-- Stated problem --
Copy the records verbatim from the first line through the line containing "bolt-10 [916, 2041, 941, 2088]", including that line.
□ □ □ □
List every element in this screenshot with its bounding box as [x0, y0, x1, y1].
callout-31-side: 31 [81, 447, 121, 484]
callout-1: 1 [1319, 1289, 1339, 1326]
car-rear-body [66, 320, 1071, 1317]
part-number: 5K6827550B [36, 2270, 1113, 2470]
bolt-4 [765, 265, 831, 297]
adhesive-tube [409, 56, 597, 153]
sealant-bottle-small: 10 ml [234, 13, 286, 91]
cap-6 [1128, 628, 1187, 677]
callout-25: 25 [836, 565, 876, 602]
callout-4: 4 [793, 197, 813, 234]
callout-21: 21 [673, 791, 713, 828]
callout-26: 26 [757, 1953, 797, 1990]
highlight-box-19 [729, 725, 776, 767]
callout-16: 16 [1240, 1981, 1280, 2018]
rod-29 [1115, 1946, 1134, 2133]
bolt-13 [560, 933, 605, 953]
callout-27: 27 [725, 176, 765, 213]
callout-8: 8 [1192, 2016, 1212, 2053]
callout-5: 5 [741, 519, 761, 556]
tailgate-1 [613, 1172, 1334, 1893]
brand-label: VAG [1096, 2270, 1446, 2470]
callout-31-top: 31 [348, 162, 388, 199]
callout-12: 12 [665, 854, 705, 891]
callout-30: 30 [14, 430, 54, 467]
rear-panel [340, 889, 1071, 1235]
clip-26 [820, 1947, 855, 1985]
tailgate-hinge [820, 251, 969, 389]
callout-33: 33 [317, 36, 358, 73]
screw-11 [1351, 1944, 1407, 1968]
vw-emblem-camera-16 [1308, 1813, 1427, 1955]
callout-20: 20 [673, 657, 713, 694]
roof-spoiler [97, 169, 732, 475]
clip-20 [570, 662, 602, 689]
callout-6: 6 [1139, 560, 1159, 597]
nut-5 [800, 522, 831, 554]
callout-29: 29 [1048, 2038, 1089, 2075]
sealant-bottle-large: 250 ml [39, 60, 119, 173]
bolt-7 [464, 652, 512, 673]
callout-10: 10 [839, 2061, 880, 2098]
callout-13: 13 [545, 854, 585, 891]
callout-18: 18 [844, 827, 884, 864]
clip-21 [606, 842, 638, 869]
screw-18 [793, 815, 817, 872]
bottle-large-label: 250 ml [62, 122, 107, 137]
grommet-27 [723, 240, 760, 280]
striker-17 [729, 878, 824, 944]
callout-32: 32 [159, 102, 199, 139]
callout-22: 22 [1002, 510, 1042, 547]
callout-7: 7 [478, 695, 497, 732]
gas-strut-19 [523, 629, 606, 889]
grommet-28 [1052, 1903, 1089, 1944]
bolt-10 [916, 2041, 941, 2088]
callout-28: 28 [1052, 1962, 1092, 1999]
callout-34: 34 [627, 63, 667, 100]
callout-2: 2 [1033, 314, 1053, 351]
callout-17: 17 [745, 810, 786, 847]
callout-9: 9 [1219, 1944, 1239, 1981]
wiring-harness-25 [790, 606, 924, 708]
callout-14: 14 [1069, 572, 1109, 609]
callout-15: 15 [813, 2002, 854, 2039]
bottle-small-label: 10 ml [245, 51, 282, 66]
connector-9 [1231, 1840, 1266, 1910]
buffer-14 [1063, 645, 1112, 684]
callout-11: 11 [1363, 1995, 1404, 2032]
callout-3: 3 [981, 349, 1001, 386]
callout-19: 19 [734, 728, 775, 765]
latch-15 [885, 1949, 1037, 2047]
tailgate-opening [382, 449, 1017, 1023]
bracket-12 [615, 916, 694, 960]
□ □ □ □
-- Finished exercise --
List every element in this screenshot with its bounding box as [x0, y0, x1, y1].
callout-31-side: 31 [81, 447, 121, 484]
callout-1: 1 [1319, 1289, 1339, 1326]
car-rear-body [66, 320, 1071, 1317]
part-number: 5K6827550B [36, 2270, 1113, 2470]
bolt-4 [765, 265, 831, 297]
adhesive-tube [409, 56, 597, 153]
sealant-bottle-small: 10 ml [234, 13, 286, 91]
cap-6 [1128, 628, 1187, 677]
callout-25: 25 [836, 565, 876, 602]
callout-4: 4 [793, 197, 813, 234]
callout-21: 21 [673, 791, 713, 828]
callout-26: 26 [757, 1953, 797, 1990]
highlight-box-19 [729, 725, 776, 767]
callout-16: 16 [1240, 1981, 1280, 2018]
rod-29 [1115, 1946, 1134, 2133]
bolt-13 [560, 933, 605, 953]
callout-27: 27 [725, 176, 765, 213]
callout-8: 8 [1192, 2016, 1212, 2053]
callout-5: 5 [741, 519, 761, 556]
tailgate-1 [613, 1172, 1334, 1893]
brand-label: VAG [1096, 2270, 1446, 2470]
callout-31-top: 31 [348, 162, 388, 199]
callout-12: 12 [665, 854, 705, 891]
callout-30: 30 [14, 430, 54, 467]
rear-panel [340, 889, 1071, 1235]
clip-26 [820, 1947, 855, 1985]
tailgate-hinge [820, 251, 969, 389]
callout-33: 33 [317, 36, 358, 73]
screw-11 [1351, 1944, 1407, 1968]
vw-emblem-camera-16 [1308, 1813, 1427, 1955]
callout-20: 20 [673, 657, 713, 694]
roof-spoiler [97, 169, 732, 475]
clip-20 [570, 662, 602, 689]
callout-6: 6 [1139, 560, 1159, 597]
nut-5 [800, 522, 831, 554]
callout-29: 29 [1048, 2038, 1089, 2075]
sealant-bottle-large: 250 ml [39, 60, 119, 173]
bolt-7 [464, 652, 512, 673]
callout-10: 10 [839, 2061, 880, 2098]
callout-13: 13 [545, 854, 585, 891]
callout-18: 18 [844, 827, 884, 864]
clip-21 [606, 842, 638, 869]
screw-18 [793, 815, 817, 872]
bottle-large-label: 250 ml [62, 122, 107, 137]
grommet-27 [723, 240, 760, 280]
striker-17 [729, 878, 824, 944]
callout-32: 32 [159, 102, 199, 139]
callout-22: 22 [1002, 510, 1042, 547]
callout-7: 7 [478, 695, 497, 732]
gas-strut-19 [523, 629, 606, 889]
grommet-28 [1052, 1903, 1089, 1944]
bolt-10 [916, 2041, 941, 2088]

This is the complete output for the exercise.